[RAW DATA start]
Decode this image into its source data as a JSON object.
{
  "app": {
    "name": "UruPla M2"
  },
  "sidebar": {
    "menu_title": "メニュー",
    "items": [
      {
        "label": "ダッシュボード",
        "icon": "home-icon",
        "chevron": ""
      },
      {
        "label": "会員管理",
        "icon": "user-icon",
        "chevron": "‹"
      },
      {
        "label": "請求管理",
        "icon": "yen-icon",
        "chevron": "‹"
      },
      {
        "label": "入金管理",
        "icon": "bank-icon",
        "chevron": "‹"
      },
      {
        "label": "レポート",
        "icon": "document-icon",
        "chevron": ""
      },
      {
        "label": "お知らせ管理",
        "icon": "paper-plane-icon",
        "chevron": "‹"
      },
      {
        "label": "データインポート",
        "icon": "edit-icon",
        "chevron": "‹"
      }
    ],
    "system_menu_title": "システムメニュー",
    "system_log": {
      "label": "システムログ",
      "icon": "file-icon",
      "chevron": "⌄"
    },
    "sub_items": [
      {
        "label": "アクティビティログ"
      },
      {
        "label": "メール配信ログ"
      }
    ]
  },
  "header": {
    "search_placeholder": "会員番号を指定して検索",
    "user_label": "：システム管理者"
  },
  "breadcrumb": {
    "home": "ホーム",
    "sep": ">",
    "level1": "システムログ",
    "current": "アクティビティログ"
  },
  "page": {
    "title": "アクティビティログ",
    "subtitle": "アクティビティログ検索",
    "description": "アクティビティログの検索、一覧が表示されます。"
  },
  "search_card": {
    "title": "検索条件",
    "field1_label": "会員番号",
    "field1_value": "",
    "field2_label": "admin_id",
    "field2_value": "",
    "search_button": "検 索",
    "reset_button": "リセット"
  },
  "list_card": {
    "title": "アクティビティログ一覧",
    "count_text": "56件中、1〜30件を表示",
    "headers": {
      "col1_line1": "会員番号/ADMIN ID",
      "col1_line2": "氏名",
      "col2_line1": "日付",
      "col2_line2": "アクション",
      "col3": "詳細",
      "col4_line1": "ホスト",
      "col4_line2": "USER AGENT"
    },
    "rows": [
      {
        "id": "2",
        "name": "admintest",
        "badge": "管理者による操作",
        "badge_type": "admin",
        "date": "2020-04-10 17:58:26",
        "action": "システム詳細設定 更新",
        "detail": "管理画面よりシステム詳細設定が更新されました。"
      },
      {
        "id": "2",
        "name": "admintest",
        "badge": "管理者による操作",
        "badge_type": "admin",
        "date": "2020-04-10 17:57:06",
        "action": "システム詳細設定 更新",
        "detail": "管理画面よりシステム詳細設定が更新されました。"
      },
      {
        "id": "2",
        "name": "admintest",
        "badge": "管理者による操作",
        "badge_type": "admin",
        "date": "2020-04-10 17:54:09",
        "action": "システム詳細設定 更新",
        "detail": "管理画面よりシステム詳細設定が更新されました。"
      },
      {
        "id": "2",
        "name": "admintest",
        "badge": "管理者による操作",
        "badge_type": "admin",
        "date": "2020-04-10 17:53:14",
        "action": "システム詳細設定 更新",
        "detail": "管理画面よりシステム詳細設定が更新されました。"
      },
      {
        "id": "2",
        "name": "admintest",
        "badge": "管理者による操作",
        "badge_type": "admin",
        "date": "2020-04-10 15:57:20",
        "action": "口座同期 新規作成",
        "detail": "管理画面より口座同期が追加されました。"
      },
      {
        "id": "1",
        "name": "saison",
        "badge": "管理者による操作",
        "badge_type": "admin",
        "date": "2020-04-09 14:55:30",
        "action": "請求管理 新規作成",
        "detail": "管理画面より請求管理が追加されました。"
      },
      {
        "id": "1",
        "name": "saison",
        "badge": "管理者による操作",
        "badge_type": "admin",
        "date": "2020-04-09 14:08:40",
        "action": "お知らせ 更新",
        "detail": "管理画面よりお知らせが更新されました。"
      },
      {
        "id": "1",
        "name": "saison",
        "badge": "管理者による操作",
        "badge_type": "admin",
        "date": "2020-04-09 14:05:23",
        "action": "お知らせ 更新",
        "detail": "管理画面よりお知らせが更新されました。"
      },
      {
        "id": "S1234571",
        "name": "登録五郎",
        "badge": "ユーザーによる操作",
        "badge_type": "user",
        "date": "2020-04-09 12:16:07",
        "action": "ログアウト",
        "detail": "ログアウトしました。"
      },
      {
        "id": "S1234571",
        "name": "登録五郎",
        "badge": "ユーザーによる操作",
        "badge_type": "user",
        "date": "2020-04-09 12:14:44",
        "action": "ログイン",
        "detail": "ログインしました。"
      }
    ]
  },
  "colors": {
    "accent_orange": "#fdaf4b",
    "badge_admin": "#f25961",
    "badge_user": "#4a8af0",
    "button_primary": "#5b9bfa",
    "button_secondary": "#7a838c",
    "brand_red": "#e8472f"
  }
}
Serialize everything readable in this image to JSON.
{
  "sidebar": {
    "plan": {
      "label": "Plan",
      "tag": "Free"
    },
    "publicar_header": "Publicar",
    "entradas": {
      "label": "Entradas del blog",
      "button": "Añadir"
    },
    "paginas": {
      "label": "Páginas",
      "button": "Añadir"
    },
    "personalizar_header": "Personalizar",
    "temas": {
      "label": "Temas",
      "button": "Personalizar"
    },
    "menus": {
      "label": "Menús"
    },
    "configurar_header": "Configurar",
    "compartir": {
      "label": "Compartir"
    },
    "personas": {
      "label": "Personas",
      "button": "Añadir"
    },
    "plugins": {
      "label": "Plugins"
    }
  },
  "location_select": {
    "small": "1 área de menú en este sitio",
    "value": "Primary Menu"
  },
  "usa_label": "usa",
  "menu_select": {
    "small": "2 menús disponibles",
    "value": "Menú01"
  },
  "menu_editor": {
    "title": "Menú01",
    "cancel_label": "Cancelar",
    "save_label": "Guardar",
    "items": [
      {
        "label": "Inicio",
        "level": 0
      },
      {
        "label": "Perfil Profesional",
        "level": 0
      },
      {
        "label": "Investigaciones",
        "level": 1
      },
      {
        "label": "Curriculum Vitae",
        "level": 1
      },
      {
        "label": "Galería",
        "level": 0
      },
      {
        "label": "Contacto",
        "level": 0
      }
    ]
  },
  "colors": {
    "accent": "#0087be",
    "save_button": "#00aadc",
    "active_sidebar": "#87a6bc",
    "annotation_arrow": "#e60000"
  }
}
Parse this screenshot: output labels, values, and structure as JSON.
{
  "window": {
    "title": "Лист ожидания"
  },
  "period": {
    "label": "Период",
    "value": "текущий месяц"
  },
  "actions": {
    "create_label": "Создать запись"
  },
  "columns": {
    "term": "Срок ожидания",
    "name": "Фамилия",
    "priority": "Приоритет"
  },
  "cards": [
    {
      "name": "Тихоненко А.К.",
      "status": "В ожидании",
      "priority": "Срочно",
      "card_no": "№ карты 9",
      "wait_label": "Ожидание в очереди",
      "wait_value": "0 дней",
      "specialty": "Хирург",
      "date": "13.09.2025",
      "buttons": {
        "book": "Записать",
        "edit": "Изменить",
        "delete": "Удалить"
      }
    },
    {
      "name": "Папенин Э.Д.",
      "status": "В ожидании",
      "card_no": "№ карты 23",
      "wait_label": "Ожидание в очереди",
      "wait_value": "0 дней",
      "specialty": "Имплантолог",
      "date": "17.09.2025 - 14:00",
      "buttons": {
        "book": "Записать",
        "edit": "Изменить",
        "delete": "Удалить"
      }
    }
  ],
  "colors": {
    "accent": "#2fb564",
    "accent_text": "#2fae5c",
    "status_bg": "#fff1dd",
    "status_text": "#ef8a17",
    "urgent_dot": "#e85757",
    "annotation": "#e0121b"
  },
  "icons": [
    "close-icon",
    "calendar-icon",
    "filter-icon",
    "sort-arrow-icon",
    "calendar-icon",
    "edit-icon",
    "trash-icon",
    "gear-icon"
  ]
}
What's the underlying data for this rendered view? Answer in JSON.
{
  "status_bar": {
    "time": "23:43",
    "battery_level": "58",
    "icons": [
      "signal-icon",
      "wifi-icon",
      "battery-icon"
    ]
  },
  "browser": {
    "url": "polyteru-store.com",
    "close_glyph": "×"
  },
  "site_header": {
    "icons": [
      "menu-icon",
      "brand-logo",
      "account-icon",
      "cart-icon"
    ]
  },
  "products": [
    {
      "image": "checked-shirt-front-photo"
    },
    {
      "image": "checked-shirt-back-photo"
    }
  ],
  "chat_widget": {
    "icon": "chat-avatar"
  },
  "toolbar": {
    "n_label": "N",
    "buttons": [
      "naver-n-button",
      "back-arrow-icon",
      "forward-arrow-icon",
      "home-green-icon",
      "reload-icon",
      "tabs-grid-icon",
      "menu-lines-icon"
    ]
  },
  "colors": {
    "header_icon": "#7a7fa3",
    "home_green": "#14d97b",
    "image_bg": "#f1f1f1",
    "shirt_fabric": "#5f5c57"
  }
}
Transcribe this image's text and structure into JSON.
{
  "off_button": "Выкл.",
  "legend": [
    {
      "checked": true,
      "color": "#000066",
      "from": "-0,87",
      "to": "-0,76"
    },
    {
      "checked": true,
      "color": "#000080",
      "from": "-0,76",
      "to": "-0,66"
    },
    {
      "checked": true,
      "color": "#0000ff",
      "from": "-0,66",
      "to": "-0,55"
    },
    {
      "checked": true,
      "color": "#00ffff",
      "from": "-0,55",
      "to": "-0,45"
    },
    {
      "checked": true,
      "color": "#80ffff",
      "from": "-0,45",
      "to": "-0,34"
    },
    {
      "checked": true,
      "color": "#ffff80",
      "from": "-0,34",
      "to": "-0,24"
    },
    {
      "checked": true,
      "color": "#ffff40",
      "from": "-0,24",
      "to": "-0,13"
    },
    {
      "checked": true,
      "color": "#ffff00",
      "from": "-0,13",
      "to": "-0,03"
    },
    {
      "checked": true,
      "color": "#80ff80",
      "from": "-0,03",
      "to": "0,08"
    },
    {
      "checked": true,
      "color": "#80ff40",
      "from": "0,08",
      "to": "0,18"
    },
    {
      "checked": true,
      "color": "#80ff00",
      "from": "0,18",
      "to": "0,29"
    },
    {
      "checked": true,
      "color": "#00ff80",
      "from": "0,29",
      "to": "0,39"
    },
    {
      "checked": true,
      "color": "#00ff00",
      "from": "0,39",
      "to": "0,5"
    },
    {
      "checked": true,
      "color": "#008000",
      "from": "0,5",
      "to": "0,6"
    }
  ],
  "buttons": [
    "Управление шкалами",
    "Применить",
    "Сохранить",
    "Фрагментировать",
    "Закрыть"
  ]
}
[RAW DATA end]
WORK TO BE COMPLETED: Scan the records above for the string "ожидания", then report every line that contains it.

SOLUTION TO THIS TASK:
    "title": "Лист ожидания"
    "term": "Срок ожидания",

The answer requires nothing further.